------ RECORDS FOR PROCESSING ------
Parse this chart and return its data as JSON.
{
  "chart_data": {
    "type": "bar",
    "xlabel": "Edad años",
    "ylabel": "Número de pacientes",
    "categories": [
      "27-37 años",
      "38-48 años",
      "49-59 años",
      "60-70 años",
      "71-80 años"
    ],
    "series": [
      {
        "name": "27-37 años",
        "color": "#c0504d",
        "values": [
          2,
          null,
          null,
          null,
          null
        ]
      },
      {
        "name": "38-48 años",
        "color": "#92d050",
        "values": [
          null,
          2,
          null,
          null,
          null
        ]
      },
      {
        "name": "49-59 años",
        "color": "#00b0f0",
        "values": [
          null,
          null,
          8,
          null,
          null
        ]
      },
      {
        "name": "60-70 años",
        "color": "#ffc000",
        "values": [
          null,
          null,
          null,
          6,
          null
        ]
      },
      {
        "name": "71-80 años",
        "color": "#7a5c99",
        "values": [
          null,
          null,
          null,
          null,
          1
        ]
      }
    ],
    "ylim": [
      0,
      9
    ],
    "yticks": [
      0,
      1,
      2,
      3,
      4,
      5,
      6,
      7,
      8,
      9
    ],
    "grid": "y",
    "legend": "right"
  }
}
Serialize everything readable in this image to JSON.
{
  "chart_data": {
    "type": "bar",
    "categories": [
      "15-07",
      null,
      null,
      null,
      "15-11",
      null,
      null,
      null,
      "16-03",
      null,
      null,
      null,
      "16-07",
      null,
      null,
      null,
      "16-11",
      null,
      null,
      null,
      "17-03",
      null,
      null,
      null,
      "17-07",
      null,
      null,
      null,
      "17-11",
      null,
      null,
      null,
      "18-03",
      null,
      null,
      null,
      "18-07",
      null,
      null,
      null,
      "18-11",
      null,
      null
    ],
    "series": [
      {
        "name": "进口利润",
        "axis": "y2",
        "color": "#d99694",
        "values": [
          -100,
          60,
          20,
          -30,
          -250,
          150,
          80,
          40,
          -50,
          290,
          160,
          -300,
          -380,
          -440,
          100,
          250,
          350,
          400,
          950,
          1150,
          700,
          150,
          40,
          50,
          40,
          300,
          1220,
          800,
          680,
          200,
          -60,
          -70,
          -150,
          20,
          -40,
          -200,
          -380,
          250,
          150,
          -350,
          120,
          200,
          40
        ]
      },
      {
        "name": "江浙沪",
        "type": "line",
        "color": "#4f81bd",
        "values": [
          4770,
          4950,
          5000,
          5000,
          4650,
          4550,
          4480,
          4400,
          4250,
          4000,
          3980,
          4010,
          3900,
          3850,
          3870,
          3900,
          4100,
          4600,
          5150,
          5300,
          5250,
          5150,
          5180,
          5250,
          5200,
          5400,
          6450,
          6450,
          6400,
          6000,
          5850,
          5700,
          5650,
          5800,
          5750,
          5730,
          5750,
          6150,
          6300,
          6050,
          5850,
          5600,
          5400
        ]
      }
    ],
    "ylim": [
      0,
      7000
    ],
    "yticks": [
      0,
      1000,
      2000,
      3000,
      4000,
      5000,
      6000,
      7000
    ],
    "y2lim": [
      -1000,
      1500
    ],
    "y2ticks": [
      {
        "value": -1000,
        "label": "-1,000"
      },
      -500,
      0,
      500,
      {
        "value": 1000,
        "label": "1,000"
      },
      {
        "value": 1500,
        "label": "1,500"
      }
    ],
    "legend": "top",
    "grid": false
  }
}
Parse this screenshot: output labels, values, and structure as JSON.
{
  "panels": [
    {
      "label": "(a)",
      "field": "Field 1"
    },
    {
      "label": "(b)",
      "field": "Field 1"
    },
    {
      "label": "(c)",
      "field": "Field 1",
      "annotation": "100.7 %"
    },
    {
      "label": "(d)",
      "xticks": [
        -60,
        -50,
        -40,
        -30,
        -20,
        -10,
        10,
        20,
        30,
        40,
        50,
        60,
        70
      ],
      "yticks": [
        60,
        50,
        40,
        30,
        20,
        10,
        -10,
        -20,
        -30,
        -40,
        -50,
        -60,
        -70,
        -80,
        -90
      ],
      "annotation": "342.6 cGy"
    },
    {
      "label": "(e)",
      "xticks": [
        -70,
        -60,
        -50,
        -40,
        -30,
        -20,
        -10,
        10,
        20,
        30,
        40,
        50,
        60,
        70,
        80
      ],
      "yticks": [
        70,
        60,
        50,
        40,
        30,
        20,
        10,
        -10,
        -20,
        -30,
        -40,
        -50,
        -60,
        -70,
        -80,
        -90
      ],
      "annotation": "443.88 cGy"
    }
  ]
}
------
WORK TO DO:
Copy out the material above in its entirety. Every detail must match.

EXERCISE OUTPUT:
Parse this chart and return its data as JSON.
{
  "chart_data": {
    "type": "bar",
    "xlabel": "Edad años",
    "ylabel": "Número de pacientes",
    "categories": [
      "27-37 años",
      "38-48 años",
      "49-59 años",
      "60-70 años",
      "71-80 años"
    ],
    "series": [
      {
        "name": "27-37 años",
        "color": "#c0504d",
        "values": [
          2,
          null,
          null,
          null,
          null
        ]
      },
      {
        "name": "38-48 años",
        "color": "#92d050",
        "values": [
          null,
          2,
          null,
          null,
          null
        ]
      },
      {
        "name": "49-59 años",
        "color": "#00b0f0",
        "values": [
          null,
          null,
          8,
          null,
          null
        ]
      },
      {
        "name": "60-70 años",
        "color": "#ffc000",
        "values": [
          null,
          null,
          null,
          6,
          null
        ]
      },
      {
        "name": "71-80 años",
        "color": "#7a5c99",
        "values": [
          null,
          null,
          null,
          null,
          1
        ]
      }
    ],
    "ylim": [
      0,
      9
    ],
    "yticks": [
      0,
      1,
      2,
      3,
      4,
      5,
      6,
      7,
      8,
      9
    ],
    "grid": "y",
    "legend": "right"
  }
}
Serialize everything readable in this image to JSON.
{
  "chart_data": {
    "type": "bar",
    "categories": [
      "15-07",
      null,
      null,
      null,
      "15-11",
      null,
      null,
      null,
      "16-03",
      null,
      null,
      null,
      "16-07",
      null,
      null,
      null,
      "16-11",
      null,
      null,
      null,
      "17-03",
      null,
      null,
      null,
      "17-07",
      null,
      null,
      null,
      "17-11",
      null,
      null,
      null,
      "18-03",
      null,
      null,
      null,
      "18-07",
      null,
      null,
      null,
      "18-11",
      null,
      null
    ],
    "series": [
      {
        "name": "进口利润",
        "axis": "y2",
        "color": "#d99694",
        "values": [
          -100,
          60,
          20,
          -30,
          -250,
          150,
          80,
          40,
          -50,
          290,
          160,
          -300,
          -380,
          -440,
          100,
          250,
          350,
          400,
          950,
          1150,
          700,
          150,
          40,
          50,
          40,
          300,
          1220,
          800,
          680,
          200,
          -60,
          -70,
          -150,
          20,
          -40,
          -200,
          -380,
          250,
          150,
          -350,
          120,
          200,
          40
        ]
      },
      {
        "name": "江浙沪",
        "type": "line",
        "color": "#4f81bd",
        "values": [
          4770,
          4950,
          5000,
          5000,
          4650,
          4550,
          4480,
          4400,
          4250,
          4000,
          3980,
          4010,
          3900,
          3850,
          3870,
          3900,
          4100,
          4600,
          5150,
          5300,
          5250,
          5150,
          5180,
          5250,
          5200,
          5400,
          6450,
          6450,
          6400,
          6000,
          5850,
          5700,
          5650,
          5800,
          5750,
          5730,
          5750,
          6150,
          6300,
          6050,
          5850,
          5600,
          5400
        ]
      }
    ],
    "ylim": [
      0,
      7000
    ],
    "yticks": [
      0,
      1000,
      2000,
      3000,
      4000,
      5000,
      6000,
      7000
    ],
    "y2lim": [
      -1000,
      1500
    ],
    "y2ticks": [
      {
        "value": -1000,
        "label": "-1,000"
      },
      -500,
      0,
      500,
      {
        "value": 1000,
        "label": "1,000"
      },
      {
        "value": 1500,
        "label": "1,500"
      }
    ],
    "legend": "top",
    "grid": false
  }
}
Parse this screenshot: output labels, values, and structure as JSON.
{
  "panels": [
    {
      "label": "(a)",
      "field": "Field 1"
    },
    {
      "label": "(b)",
      "field": "Field 1"
    },
    {
      "label": "(c)",
      "field": "Field 1",
      "annotation": "100.7 %"
    },
    {
      "label": "(d)",
      "xticks": [
        -60,
        -50,
        -40,
        -30,
        -20,
        -10,
        10,
        20,
        30,
        40,
        50,
        60,
        70
      ],
      "yticks": [
        60,
        50,
        40,
        30,
        20,
        10,
        -10,
        -20,
        -30,
        -40,
        -50,
        -60,
        -70,
        -80,
        -90
      ],
      "annotation": "342.6 cGy"
    },
    {
      "label": "(e)",
      "xticks": [
        -70,
        -60,
        -50,
        -40,
        -30,
        -20,
        -10,
        10,
        20,
        30,
        40,
        50,
        60,
        70,
        80
      ],
      "yticks": [
        70,
        60,
        50,
        40,
        30,
        20,
        10,
        -10,
        -20,
        -30,
        -40,
        -50,
        -60,
        -70,
        -80,
        -90
      ],
      "annotation": "443.88 cGy"
    }
  ]
}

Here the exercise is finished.